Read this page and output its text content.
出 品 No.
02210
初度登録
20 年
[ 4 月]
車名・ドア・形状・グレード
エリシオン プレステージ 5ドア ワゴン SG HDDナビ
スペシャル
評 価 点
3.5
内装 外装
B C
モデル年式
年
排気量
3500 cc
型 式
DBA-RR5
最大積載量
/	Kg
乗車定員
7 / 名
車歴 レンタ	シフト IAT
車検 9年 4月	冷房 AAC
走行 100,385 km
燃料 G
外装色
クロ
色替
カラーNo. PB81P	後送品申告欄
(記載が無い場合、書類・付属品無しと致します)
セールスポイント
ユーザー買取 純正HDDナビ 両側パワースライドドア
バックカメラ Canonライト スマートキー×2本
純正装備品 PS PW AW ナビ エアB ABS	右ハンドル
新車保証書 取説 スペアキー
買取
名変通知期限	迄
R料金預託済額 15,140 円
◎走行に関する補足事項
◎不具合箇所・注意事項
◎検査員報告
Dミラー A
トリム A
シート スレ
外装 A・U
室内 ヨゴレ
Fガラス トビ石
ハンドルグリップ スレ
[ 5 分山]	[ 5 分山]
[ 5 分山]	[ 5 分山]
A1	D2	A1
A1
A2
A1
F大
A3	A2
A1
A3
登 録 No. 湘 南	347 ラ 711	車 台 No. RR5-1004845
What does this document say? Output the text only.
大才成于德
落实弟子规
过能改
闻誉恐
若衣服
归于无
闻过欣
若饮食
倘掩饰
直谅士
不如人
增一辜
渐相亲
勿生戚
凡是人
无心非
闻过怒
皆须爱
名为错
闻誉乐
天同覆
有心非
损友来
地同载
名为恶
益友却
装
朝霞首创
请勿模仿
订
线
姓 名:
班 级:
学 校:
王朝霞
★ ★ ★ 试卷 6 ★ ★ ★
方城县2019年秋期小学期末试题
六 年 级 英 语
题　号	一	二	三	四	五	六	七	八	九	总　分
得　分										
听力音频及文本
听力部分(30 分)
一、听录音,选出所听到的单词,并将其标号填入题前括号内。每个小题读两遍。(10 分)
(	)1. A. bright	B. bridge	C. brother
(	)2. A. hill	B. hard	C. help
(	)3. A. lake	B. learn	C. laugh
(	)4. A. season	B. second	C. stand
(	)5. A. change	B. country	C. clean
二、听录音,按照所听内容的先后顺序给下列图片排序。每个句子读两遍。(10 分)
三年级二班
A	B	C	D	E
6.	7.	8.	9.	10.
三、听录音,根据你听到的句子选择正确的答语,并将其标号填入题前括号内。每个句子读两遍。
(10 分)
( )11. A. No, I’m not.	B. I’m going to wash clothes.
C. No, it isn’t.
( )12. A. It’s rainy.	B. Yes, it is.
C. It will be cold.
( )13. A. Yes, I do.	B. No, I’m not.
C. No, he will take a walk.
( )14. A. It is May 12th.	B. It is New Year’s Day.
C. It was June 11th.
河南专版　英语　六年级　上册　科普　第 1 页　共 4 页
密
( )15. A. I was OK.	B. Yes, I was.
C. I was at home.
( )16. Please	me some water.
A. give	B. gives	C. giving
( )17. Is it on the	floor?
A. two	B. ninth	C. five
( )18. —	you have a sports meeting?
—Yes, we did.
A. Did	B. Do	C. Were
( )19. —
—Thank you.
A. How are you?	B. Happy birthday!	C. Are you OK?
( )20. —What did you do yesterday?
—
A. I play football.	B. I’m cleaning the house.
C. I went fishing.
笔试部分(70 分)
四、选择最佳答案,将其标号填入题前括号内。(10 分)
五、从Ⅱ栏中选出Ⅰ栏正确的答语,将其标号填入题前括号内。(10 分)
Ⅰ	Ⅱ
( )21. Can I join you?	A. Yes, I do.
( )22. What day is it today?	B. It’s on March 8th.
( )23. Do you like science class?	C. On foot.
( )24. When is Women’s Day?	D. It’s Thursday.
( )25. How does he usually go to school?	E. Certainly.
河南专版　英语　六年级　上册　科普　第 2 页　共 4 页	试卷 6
####################
_WHAT THE TASK REQUIRES_
The records above should be restated word for word, please.

_WRITTEN SOLUTION_
Read this page and output its text content.
出 品 No.
02210
初度登録
20 年
[ 4 月]
車名・ドア・形状・グレード
エリシオン プレステージ 5ドア ワゴン SG HDDナビ
スペシャル
評 価 点
3.5
内装 外装
B C
モデル年式
年
排気量
3500 cc
型 式
DBA-RR5
最大積載量
/	Kg
乗車定員
7 / 名
車歴 レンタ	シフト IAT
車検 9年 4月	冷房 AAC
走行 100,385 km
燃料 G
外装色
クロ
色替
カラーNo. PB81P	後送品申告欄
(記載が無い場合、書類・付属品無しと致します)
セールスポイント
ユーザー買取 純正HDDナビ 両側パワースライドドア
バックカメラ Canonライト スマートキー×2本
純正装備品 PS PW AW ナビ エアB ABS	右ハンドル
新車保証書 取説 スペアキー
買取
名変通知期限	迄
R料金預託済額 15,140 円
◎走行に関する補足事項
◎不具合箇所・注意事項
◎検査員報告
Dミラー A
トリム A
シート スレ
外装 A・U
室内 ヨゴレ
Fガラス トビ石
ハンドルグリップ スレ
[ 5 分山]	[ 5 分山]
[ 5 分山]	[ 5 分山]
A1	D2	A1
A1
A2
A1
F大
A3	A2
A1
A3
登 録 No. 湘 南	347 ラ 711	車 台 No. RR5-1004845
What does this document say? Output the text only.
大才成于德
落实弟子规
过能改
闻誉恐
若衣服
归于无
闻过欣
若饮食
倘掩饰
直谅士
不如人
增一辜
渐相亲
勿生戚
凡是人
无心非
闻过怒
皆须爱
名为错
闻誉乐
天同覆
有心非
损友来
地同载
名为恶
益友却
装
朝霞首创
请勿模仿
订
线
姓 名:
班 级:
学 校:
王朝霞
★ ★ ★ 试卷 6 ★ ★ ★
方城县2019年秋期小学期末试题
六 年 级 英 语
题　号	一	二	三	四	五	六	七	八	九	总　分
得　分										
听力音频及文本
听力部分(30 分)
一、听录音,选出所听到的单词,并将其标号填入题前括号内。每个小题读两遍。(10 分)
(	)1. A. bright	B. bridge	C. brother
(	)2. A. hill	B. hard	C. help
(	)3. A. lake	B. learn	C. laugh
(	)4. A. season	B. second	C. stand
(	)5. A. change	B. country	C. clean
二、听录音,按照所听内容的先后顺序给下列图片排序。每个句子读两遍。(10 分)
三年级二班
A	B	C	D	E
6.	7.	8.	9.	10.
三、听录音,根据你听到的句子选择正确的答语,并将其标号填入题前括号内。每个句子读两遍。
(10 分)
( )11. A. No, I’m not.	B. I’m going to wash clothes.
C. No, it isn’t.
( )12. A. It’s rainy.	B. Yes, it is.
C. It will be cold.
( )13. A. Yes, I do.	B. No, I’m not.
C. No, he will take a walk.
( )14. A. It is May 12th.	B. It is New Year’s Day.
C. It was June 11th.
河南专版　英语　六年级　上册　科普　第 1 页　共 4 页
密
( )15. A. I was OK.	B. Yes, I was.
C. I was at home.
( )16. Please	me some water.
A. give	B. gives	C. giving
( )17. Is it on the	floor?
A. two	B. ninth	C. five
( )18. —	you have a sports meeting?
—Yes, we did.
A. Did	B. Do	C. Were
( )19. —
—Thank you.
A. How are you?	B. Happy birthday!	C. Are you OK?
( )20. —What did you do yesterday?
—
A. I play football.	B. I’m cleaning the house.
C. I went fishing.
笔试部分(70 分)
四、选择最佳答案,将其标号填入题前括号内。(10 分)
五、从Ⅱ栏中选出Ⅰ栏正确的答语,将其标号填入题前括号内。(10 分)
Ⅰ	Ⅱ
( )21. Can I join you?	A. Yes, I do.
( )22. What day is it today?	B. It’s on March 8th.
( )23. Do you like science class?	C. On foot.
( )24. When is Women’s Day?	D. It’s Thursday.
( )25. How does he usually go to school?	E. Certainly.
河南专版　英语　六年级　上册　科普　第 2 页　共 4 页	试卷 6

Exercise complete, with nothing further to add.